### EXERCISE DATA ###

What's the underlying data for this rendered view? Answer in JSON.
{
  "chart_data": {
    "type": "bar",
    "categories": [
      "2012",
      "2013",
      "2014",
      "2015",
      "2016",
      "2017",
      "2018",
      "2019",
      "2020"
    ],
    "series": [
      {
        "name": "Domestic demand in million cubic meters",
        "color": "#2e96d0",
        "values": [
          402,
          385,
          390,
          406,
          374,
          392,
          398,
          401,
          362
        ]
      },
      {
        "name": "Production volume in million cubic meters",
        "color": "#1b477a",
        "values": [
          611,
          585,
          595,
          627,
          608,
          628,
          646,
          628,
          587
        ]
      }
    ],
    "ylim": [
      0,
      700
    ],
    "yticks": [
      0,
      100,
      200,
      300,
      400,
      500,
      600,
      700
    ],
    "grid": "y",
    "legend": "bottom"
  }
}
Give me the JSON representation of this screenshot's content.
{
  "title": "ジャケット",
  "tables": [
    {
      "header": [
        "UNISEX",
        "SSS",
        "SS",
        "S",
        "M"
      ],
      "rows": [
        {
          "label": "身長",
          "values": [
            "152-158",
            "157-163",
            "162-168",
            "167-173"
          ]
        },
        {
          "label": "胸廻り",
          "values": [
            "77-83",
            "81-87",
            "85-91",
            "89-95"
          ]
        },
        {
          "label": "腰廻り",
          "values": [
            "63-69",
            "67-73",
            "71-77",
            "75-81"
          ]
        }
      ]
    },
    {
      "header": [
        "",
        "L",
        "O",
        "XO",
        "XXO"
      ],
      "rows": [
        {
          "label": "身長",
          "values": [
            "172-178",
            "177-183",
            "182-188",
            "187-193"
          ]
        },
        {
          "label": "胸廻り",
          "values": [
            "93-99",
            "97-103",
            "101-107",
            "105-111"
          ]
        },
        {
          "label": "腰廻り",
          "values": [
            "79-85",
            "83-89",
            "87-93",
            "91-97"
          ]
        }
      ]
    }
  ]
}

###

■ WHAT YOU WILL DO ■
The listing above should be transcribed in full, exactly as written.

■ PROBLEM SOLUTION ■
What's the underlying data for this rendered view? Answer in JSON.
{
  "chart_data": {
    "type": "bar",
    "categories": [
      "2012",
      "2013",
      "2014",
      "2015",
      "2016",
      "2017",
      "2018",
      "2019",
      "2020"
    ],
    "series": [
      {
        "name": "Domestic demand in million cubic meters",
        "color": "#2e96d0",
        "values": [
          402,
          385,
          390,
          406,
          374,
          392,
          398,
          401,
          362
        ]
      },
      {
        "name": "Production volume in million cubic meters",
        "color": "#1b477a",
        "values": [
          611,
          585,
          595,
          627,
          608,
          628,
          646,
          628,
          587
        ]
      }
    ],
    "ylim": [
      0,
      700
    ],
    "yticks": [
      0,
      100,
      200,
      300,
      400,
      500,
      600,
      700
    ],
    "grid": "y",
    "legend": "bottom"
  }
}
Give me the JSON representation of this screenshot's content.
{
  "title": "ジャケット",
  "tables": [
    {
      "header": [
        "UNISEX",
        "SSS",
        "SS",
        "S",
        "M"
      ],
      "rows": [
        {
          "label": "身長",
          "values": [
            "152-158",
            "157-163",
            "162-168",
            "167-173"
          ]
        },
        {
          "label": "胸廻り",
          "values": [
            "77-83",
            "81-87",
            "85-91",
            "89-95"
          ]
        },
        {
          "label": "腰廻り",
          "values": [
            "63-69",
            "67-73",
            "71-77",
            "75-81"
          ]
        }
      ]
    },
    {
      "header": [
        "",
        "L",
        "O",
        "XO",
        "XXO"
      ],
      "rows": [
        {
          "label": "身長",
          "values": [
            "172-178",
            "177-183",
            "182-188",
            "187-193"
          ]
        },
        {
          "label": "胸廻り",
          "values": [
            "93-99",
            "97-103",
            "101-107",
            "105-111"
          ]
        },
        {
          "label": "腰廻り",
          "values": [
            "79-85",
            "83-89",
            "87-93",
            "91-97"
          ]
        }
      ]
    }
  ]
}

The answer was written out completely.